# start of PROVIDED DATA
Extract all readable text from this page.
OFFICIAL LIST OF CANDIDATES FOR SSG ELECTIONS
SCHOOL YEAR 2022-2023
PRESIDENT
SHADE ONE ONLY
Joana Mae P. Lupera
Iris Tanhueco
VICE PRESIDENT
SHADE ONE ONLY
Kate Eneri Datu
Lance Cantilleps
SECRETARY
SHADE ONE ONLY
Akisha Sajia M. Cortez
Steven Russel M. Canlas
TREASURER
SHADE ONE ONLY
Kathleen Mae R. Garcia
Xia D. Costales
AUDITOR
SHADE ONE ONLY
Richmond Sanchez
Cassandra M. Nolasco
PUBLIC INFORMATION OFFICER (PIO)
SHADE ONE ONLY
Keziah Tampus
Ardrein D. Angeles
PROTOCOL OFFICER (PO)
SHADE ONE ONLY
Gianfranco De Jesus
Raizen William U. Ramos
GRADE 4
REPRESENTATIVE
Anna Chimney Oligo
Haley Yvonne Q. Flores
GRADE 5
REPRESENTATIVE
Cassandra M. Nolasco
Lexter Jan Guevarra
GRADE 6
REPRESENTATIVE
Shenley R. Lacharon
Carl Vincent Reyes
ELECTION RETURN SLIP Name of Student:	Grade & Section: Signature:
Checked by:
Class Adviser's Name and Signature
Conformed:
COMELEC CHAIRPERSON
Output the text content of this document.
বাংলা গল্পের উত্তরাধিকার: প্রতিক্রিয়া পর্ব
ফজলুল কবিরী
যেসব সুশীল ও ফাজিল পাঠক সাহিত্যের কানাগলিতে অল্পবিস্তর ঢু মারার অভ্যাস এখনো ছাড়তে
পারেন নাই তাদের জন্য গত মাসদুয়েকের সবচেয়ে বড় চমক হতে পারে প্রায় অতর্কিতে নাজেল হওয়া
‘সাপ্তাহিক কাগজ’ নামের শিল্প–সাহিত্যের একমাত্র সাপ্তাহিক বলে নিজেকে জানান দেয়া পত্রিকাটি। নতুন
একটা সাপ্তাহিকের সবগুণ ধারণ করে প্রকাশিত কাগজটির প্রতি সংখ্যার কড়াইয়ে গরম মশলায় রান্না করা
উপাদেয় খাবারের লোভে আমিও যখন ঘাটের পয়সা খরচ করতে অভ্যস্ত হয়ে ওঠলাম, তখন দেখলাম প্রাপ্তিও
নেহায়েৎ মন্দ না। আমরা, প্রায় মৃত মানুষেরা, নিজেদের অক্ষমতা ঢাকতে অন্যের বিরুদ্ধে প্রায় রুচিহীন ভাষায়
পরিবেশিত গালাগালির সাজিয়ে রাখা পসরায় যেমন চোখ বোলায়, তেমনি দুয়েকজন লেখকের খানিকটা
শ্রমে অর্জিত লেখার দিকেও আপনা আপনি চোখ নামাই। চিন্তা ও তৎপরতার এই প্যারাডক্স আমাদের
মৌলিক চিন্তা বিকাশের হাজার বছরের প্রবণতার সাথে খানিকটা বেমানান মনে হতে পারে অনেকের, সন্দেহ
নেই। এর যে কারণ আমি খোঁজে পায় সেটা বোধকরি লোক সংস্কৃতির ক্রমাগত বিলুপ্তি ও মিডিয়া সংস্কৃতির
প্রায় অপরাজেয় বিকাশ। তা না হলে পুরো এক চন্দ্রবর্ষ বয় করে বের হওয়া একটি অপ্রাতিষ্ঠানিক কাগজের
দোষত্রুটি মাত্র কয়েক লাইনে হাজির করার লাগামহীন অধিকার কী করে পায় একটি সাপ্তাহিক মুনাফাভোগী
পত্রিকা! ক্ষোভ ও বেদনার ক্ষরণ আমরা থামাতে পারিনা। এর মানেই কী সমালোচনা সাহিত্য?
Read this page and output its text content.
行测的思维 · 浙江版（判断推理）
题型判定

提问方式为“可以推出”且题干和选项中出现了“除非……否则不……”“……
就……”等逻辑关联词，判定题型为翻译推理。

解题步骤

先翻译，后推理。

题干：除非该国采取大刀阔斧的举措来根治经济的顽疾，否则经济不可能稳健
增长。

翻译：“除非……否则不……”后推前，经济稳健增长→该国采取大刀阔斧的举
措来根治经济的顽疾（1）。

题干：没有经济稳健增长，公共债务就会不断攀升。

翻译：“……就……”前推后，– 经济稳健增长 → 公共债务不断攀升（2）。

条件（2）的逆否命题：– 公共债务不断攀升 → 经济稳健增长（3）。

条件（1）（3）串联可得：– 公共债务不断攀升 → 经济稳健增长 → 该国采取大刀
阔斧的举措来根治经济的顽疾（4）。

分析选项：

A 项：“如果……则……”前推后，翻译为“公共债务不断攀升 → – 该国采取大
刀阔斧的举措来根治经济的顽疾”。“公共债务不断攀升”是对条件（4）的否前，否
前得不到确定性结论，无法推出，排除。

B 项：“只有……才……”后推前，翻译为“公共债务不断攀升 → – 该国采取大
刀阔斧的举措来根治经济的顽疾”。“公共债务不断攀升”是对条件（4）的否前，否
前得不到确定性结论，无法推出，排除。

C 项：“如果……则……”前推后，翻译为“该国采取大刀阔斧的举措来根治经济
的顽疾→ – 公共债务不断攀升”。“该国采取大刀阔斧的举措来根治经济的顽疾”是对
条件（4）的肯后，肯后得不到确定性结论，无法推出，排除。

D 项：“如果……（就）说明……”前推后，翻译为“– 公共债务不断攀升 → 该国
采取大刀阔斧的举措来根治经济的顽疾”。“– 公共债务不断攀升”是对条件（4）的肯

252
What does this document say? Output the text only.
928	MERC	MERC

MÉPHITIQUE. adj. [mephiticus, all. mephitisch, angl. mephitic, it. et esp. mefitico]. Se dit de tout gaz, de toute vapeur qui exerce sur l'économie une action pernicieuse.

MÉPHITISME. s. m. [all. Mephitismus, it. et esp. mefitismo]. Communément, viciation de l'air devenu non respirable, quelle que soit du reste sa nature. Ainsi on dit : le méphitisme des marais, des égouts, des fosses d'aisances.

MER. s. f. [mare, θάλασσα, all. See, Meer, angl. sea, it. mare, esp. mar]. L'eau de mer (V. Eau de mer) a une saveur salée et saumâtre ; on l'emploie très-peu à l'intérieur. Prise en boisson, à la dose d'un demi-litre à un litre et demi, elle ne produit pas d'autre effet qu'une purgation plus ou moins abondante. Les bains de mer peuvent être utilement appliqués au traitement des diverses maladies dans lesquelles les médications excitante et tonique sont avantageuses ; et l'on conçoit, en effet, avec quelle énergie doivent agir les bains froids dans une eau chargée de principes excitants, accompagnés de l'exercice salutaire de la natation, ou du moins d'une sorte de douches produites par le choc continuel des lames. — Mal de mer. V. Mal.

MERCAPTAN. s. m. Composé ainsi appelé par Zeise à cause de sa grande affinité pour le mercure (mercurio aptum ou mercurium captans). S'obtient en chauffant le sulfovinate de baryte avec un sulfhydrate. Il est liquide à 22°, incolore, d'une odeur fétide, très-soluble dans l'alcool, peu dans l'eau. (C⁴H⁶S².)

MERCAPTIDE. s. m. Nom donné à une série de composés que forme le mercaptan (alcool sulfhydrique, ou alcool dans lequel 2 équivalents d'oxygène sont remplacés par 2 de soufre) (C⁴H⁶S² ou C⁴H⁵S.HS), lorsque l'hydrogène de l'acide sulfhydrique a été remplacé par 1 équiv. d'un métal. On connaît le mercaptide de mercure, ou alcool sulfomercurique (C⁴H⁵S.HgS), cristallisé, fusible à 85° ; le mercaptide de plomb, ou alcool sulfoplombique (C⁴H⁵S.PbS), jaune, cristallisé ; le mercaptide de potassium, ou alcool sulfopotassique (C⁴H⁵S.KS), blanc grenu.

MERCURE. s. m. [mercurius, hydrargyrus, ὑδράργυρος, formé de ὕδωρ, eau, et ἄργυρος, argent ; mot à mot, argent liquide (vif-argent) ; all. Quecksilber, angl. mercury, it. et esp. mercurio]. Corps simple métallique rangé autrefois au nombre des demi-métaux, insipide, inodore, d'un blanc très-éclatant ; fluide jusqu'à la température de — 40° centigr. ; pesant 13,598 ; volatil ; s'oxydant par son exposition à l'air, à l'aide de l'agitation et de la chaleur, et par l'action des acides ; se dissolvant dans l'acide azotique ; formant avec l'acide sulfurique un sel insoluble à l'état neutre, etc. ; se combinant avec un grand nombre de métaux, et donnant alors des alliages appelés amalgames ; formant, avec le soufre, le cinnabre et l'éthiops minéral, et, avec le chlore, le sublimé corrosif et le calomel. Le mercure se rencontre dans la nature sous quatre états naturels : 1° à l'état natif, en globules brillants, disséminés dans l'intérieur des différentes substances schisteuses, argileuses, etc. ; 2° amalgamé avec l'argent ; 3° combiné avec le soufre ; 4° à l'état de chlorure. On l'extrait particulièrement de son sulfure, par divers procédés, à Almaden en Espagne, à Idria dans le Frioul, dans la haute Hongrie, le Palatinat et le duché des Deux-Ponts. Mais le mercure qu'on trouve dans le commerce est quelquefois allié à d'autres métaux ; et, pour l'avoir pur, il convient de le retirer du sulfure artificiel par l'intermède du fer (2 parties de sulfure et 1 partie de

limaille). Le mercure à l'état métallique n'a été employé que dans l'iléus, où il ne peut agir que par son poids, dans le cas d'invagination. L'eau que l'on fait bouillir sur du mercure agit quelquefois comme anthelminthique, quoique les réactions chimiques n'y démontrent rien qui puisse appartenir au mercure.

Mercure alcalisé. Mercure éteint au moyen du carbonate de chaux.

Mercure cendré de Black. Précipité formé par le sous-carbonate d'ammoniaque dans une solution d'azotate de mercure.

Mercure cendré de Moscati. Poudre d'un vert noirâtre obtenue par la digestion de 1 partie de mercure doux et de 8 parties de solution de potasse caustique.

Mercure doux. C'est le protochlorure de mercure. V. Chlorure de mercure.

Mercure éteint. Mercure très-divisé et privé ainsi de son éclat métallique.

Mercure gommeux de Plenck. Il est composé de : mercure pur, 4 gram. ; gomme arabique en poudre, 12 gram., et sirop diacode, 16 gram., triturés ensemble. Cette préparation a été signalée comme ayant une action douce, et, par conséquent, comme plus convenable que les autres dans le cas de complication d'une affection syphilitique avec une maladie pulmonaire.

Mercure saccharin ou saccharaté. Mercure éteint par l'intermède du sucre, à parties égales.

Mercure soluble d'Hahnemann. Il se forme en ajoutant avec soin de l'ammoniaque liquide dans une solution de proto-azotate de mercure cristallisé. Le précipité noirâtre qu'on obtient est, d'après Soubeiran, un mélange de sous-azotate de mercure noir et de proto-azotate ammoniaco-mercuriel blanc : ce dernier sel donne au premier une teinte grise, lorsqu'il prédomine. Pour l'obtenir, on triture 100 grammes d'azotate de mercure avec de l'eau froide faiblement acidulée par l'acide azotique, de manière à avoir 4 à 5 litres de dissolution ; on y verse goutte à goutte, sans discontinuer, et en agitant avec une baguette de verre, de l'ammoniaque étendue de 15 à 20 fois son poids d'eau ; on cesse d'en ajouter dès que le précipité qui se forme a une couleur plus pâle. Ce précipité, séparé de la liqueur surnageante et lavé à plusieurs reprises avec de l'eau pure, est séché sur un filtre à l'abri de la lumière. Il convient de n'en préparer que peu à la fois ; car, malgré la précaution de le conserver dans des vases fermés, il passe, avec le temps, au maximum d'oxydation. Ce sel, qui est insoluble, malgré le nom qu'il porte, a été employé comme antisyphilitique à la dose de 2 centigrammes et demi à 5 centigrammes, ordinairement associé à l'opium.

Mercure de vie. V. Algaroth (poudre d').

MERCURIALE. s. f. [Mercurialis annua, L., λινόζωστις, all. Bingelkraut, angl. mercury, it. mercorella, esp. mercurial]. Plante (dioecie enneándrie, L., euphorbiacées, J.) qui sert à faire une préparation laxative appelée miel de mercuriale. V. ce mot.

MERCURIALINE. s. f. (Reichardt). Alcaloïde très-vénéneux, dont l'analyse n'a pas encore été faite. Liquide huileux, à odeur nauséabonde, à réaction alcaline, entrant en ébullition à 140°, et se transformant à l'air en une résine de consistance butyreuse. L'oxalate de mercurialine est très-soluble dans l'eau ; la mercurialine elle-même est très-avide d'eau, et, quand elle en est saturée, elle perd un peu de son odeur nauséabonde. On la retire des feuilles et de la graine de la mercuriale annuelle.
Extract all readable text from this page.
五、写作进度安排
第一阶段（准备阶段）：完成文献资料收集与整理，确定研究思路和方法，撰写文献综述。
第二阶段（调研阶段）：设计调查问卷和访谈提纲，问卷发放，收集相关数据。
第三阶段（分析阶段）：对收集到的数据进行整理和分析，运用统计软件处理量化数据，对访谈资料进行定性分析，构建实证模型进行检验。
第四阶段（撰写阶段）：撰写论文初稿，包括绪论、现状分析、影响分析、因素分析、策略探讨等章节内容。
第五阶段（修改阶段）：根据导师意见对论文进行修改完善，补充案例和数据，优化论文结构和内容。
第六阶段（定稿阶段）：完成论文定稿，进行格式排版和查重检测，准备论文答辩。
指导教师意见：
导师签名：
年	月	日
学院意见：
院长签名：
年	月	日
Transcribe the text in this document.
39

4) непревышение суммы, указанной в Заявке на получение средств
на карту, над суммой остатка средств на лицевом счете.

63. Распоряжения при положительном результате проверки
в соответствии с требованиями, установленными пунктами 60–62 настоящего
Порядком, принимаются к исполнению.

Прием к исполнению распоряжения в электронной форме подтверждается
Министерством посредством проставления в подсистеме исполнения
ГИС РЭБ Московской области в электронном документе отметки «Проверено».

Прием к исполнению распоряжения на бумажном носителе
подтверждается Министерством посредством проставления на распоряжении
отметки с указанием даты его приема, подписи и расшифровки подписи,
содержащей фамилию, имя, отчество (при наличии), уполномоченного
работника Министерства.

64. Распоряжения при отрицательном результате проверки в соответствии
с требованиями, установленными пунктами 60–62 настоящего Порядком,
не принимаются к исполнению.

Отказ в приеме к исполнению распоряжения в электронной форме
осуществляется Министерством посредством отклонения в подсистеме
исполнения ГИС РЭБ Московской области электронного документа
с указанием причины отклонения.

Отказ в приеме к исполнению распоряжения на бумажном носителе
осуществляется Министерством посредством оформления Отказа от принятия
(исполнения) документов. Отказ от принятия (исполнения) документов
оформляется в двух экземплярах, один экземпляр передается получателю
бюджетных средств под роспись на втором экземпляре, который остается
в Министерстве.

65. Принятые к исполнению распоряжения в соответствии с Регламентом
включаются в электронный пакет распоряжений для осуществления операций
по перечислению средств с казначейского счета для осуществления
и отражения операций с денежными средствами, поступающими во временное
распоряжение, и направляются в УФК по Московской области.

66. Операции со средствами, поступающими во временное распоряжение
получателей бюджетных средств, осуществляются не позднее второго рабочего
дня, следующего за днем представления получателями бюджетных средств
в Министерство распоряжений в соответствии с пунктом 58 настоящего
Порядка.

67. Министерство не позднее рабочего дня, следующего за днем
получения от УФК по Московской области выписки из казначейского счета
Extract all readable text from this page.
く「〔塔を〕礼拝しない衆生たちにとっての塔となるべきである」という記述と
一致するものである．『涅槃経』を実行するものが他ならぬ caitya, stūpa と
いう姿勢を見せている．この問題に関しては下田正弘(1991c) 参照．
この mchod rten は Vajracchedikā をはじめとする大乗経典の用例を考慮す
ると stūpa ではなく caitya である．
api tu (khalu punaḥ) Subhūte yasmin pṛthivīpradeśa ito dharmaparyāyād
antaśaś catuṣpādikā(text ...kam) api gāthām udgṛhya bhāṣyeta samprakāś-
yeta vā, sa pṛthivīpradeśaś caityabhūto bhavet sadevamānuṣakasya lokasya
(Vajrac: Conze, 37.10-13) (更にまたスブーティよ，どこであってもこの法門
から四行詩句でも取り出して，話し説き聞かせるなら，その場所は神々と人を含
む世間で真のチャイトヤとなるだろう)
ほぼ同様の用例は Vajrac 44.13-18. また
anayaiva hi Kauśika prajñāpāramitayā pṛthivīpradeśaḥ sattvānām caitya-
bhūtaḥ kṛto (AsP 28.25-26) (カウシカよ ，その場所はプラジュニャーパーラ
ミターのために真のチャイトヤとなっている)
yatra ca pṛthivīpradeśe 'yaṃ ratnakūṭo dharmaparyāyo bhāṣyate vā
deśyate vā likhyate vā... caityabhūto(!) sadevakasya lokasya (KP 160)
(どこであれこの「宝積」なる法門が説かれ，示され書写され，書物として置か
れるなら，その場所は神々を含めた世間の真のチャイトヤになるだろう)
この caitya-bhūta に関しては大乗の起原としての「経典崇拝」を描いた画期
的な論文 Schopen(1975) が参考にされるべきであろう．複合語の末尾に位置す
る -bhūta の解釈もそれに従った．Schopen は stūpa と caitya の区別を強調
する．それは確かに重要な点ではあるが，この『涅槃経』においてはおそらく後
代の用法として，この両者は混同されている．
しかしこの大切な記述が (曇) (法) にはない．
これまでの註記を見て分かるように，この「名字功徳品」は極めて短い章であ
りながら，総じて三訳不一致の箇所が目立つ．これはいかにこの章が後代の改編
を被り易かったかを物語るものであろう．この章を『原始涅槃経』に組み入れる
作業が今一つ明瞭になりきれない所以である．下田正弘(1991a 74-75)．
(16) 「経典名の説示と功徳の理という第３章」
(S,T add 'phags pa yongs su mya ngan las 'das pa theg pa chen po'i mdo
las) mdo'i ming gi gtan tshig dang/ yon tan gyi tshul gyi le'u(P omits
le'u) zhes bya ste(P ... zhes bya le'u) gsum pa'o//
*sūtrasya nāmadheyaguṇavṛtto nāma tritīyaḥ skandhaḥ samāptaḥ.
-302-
# end of PROVIDED DATA
WHAT NEEDS TO BE DONE ▸ Copy all lines in the listing above where the string "электронной" appears.

FULL OUTPUT ▸
Прием к исполнению распоряжения в электронной форме подтверждается
Отказ в приеме к исполнению распоряжения в электронной форме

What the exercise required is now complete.